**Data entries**
--- begin ---
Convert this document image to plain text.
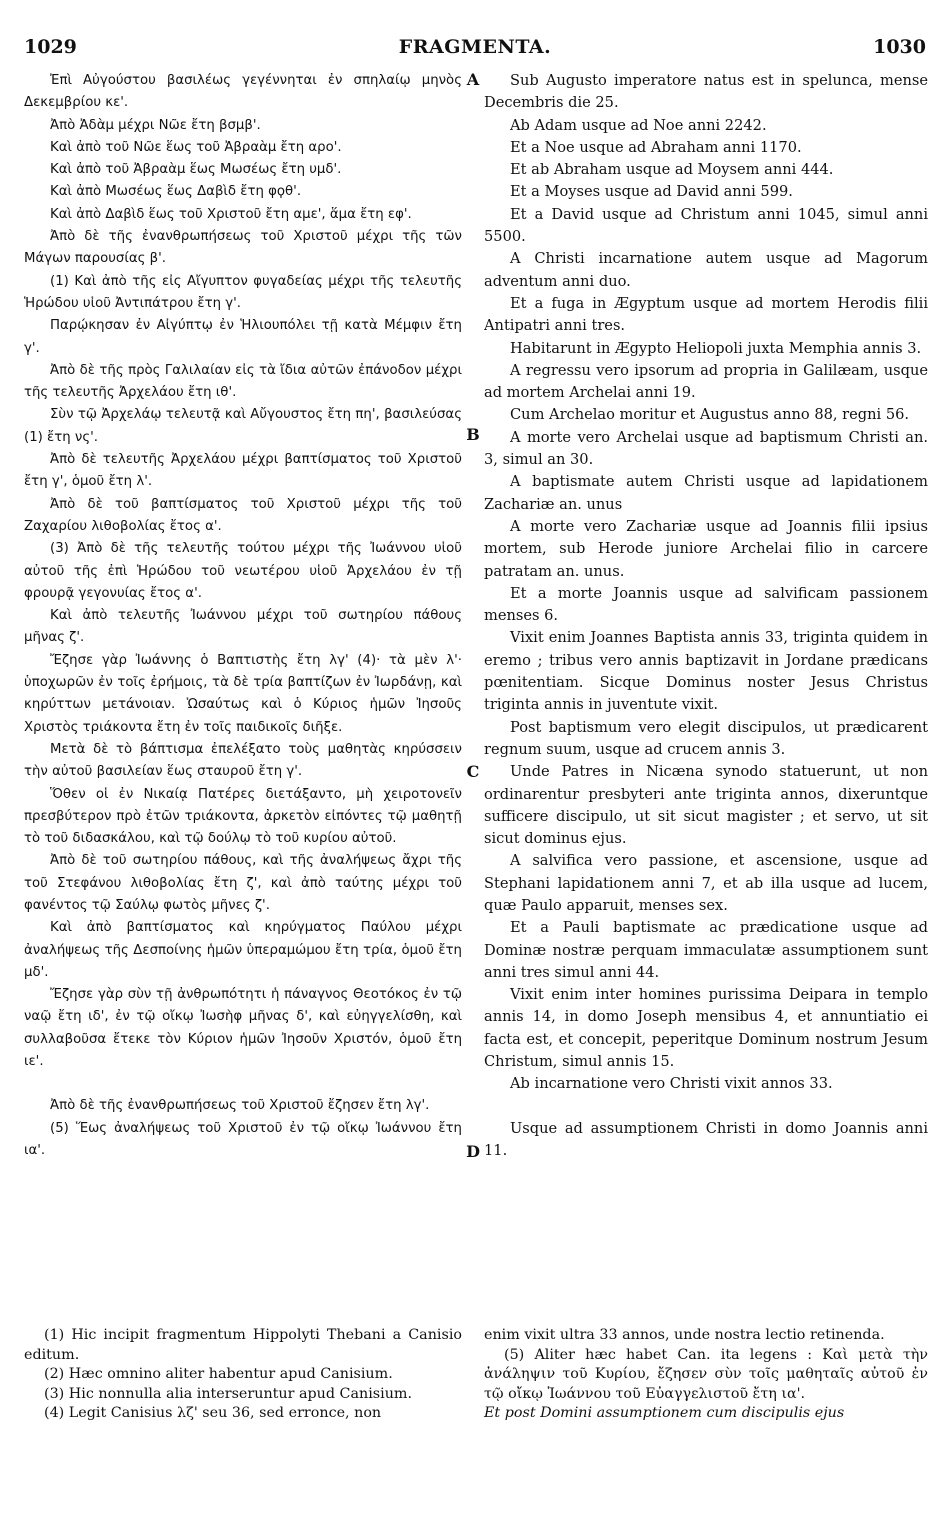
1029	FRAGMENTA.	1030

Ἐπὶ Αὐγούστου βασιλέως γεγέννηται ἐν σπηλαίῳ μηνὸς Δεκεμβρίου κε'.

Ἀπὸ Ἀδὰμ μέχρι Νῶε ἔτη βσμβ'.

Καὶ ἀπὸ τοῦ Νῶε ἕως τοῦ Ἀβραὰμ ἔτη αρο'.

Καὶ ἀπὸ τοῦ Ἀβραὰμ ἕως Μωσέως ἔτη υμδ'.

Καὶ ἀπὸ Μωσέως ἕως Δαβὶδ ἔτη φϙθ'.

Καὶ ἀπὸ Δαβὶδ ἕως τοῦ Χριστοῦ ἔτη αμε', ἅμα ἔτη εφ'.

Ἀπὸ δὲ τῆς ἐνανθρωπήσεως τοῦ Χριστοῦ μέχρι τῆς τῶν Μάγων παρουσίας β'.

(1) Καὶ ἀπὸ τῆς εἰς Αἴγυπτον φυγαδείας μέχρι τῆς τελευτῆς Ἡρώδου υἱοῦ Ἀντιπάτρου ἔτη γ'.

Παρῴκησαν ἐν Αἰγύπτῳ ἐν Ἡλιουπόλει τῇ κατὰ Μέμφιν ἔτη γ'.

Ἀπὸ δὲ τῆς πρὸς Γαλιλαίαν εἰς τὰ ἴδια αὐτῶν ἐπάνοδον μέχρι τῆς τελευτῆς Ἀρχελάου ἔτη ιθ'.

Σὺν τῷ Ἀρχελάῳ τελευτᾷ καὶ Αὔγουστος ἔτη πη', βασιλεύσας (1) ἔτη νς'.

Ἀπὸ δὲ τελευτῆς Ἀρχελάου μέχρι βαπτίσματος τοῦ Χριστοῦ ἔτη γ', ὁμοῦ ἔτη λ'.

Ἀπὸ δὲ τοῦ βαπτίσματος τοῦ Χριστοῦ μέχρι τῆς τοῦ Ζαχαρίου λιθοβολίας ἔτος α'.

(3) Ἀπὸ δὲ τῆς τελευτῆς τούτου μέχρι τῆς Ἰωάννου υἱοῦ αὐτοῦ τῆς ἐπὶ Ἡρώδου τοῦ νεωτέρου υἱοῦ Ἀρχελάου ἐν τῇ φρουρᾷ γεγονυίας ἔτος α'.

Καὶ ἀπὸ τελευτῆς Ἰωάννου μέχρι τοῦ σωτηρίου πάθους μῆνας ζ'.

Ἔζησε γὰρ Ἰωάννης ὁ Βαπτιστὴς ἔτη λγ' (4)· τὰ μὲν λ'· ὑποχωρῶν ἐν τοῖς ἐρήμοις, τὰ δὲ τρία βαπτίζων ἐν Ἰωρδάνῃ, καὶ κηρύττων μετάνοιαν. Ὡσαύτως καὶ ὁ Κύριος ἡμῶν Ἰησοῦς Χριστὸς τριάκοντα ἔτη ἐν τοῖς παιδικοῖς διῆξε.

Μετὰ δὲ τὸ βάπτισμα ἐπελέξατο τοὺς μαθητὰς κηρύσσειν τὴν αὐτοῦ βασιλείαν ἕως σταυροῦ ἔτη γ'.

Ὅθεν οἱ ἐν Νικαίᾳ Πατέρες διετάξαντο, μὴ χειροτονεῖν πρεσβύτερον πρὸ ἐτῶν τριάκοντα, ἀρκετὸν εἰπόντες τῷ μαθητῇ τὸ τοῦ διδασκάλου, καὶ τῷ δούλῳ τὸ τοῦ κυρίου αὐτοῦ.

Ἀπὸ δὲ τοῦ σωτηρίου πάθους, καὶ τῆς ἀναλήψεως ἄχρι τῆς τοῦ Στεφάνου λιθοβολίας ἔτη ζ', καὶ ἀπὸ ταύτης μέχρι τοῦ φανέντος τῷ Σαύλῳ φωτὸς μῆνες ζ'.

Καὶ ἀπὸ βαπτίσματος καὶ κηρύγματος Παύλου μέχρι ἀναλήψεως τῆς Δεσποίνης ἡμῶν ὑπεραμώμου ἔτη τρία, ὁμοῦ ἔτη μδ'.

Ἔζησε γὰρ σὺν τῇ ἀνθρωπότητι ἡ πάναγνος Θεοτόκος ἐν τῷ ναῷ ἔτη ιδ', ἐν τῷ οἴκῳ Ἰωσὴφ μῆνας δ', καὶ εὐηγγελίσθη, καὶ συλλαβοῦσα ἔτεκε τὸν Κύριον ἡμῶν Ἰησοῦν Χριστόν, ὁμοῦ ἔτη ιε'.

Ἀπὸ δὲ τῆς ἐνανθρωπήσεως τοῦ Χριστοῦ ἔζησεν ἔτη λγ'.

(5) Ἕως ἀναλήψεως τοῦ Χριστοῦ ἐν τῷ οἴκῳ Ἰωάννου ἔτη ια'.

Sub Augusto imperatore natus est in spelunca, mense Decembris die 25.

Ab Adam usque ad Noe anni 2242.

Et a Noe usque ad Abraham anni 1170.

Et ab Abraham usque ad Moysem anni 444.

Et a Moyses usque ad David anni 599.

Et a David usque ad Christum anni 1045, simul anni 5500.

A Christi incarnatione autem usque ad Magorum adventum anni duo.

Et a fuga in Ægyptum usque ad mortem Herodis filii Antipatri anni tres.

Habitarunt in Ægypto Heliopoli juxta Memphia annis 3.

A regressu vero ipsorum ad propria in Galilæam, usque ad mortem Archelai anni 19.

Cum Archelao moritur et Augustus anno 88, regni 56.

A morte vero Archelai usque ad baptismum Christi an. 3, simul an 30.

A baptismate autem Christi usque ad lapidationem Zachariæ an. unus

A morte vero Zachariæ usque ad Joannis filii ipsius mortem, sub Herode juniore Archelai filio in carcere patratam an. unus.

Et a morte Joannis usque ad salvificam passionem menses 6.

Vixit enim Joannes Baptista annis 33, triginta quidem in eremo ; tribus vero annis baptizavit in Jordane prædicans pœnitentiam. Sicque Dominus noster Jesus Christus triginta annis in juventute vixit.

Post baptismum vero elegit discipulos, ut prædicarent regnum suum, usque ad crucem annis 3.

Unde Patres in Nicæna synodo statuerunt, ut non ordinarentur presbyteri ante triginta annos, dixeruntque sufficere discipulo, ut sit sicut magister ; et servo, ut sit sicut dominus ejus.

A salvifica vero passione, et ascensione, usque ad Stephani lapidationem anni 7, et ab illa usque ad lucem, quæ Paulo apparuit, menses sex.

Et a Pauli baptismate ac prædicatione usque ad Dominæ nostræ perquam immaculatæ assumptionem sunt anni tres simul anni 44.

Vixit enim inter homines purissima Deipara in templo annis 14, in domo Joseph mensibus 4, et annuntiatio ei facta est, et concepit, peperitque Dominum nostrum Jesum Christum, simul annis 15.

Ab incarnatione vero Christi vixit annos 33.

Usque ad assumptionem Christi in domo Joannis anni 11.

A
B
C
D

(1) Hic incipit fragmentum Hippolyti Thebani a Canisio editum.

(2) Hæc omnino aliter habentur apud Canisium.

(3) Hic nonnulla alia interseruntur apud Canisium.

(4) Legit Canisius λζ' seu 36, sed erronce, non

enim vixit ultra 33 annos, unde nostra lectio retinenda.

(5) Aliter hæc habet Can. ita legens : Καὶ μετὰ τὴν ἀνάληψιν τοῦ Κυρίου, ἔζησεν σὺν τοῖς μαθηταῖς αὐτοῦ ἐν τῷ οἴκῳ Ἰωάννου τοῦ Εὐαγγελιστοῦ ἔτη ια'.

Et post Domini assumptionem cum discipulis ejus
--- end ---
**What the task asks**
Wherever the word "baptismate" occurs in a line of the listing, copy that line.

**The reply**
A baptismate autem Christi usque ad lapidationem Zachariæ an. unus
Et a Pauli baptismate ac prædicatione usque ad Dominæ nostræ perquam immaculatæ assumptionem sunt anni tres simul anni 44.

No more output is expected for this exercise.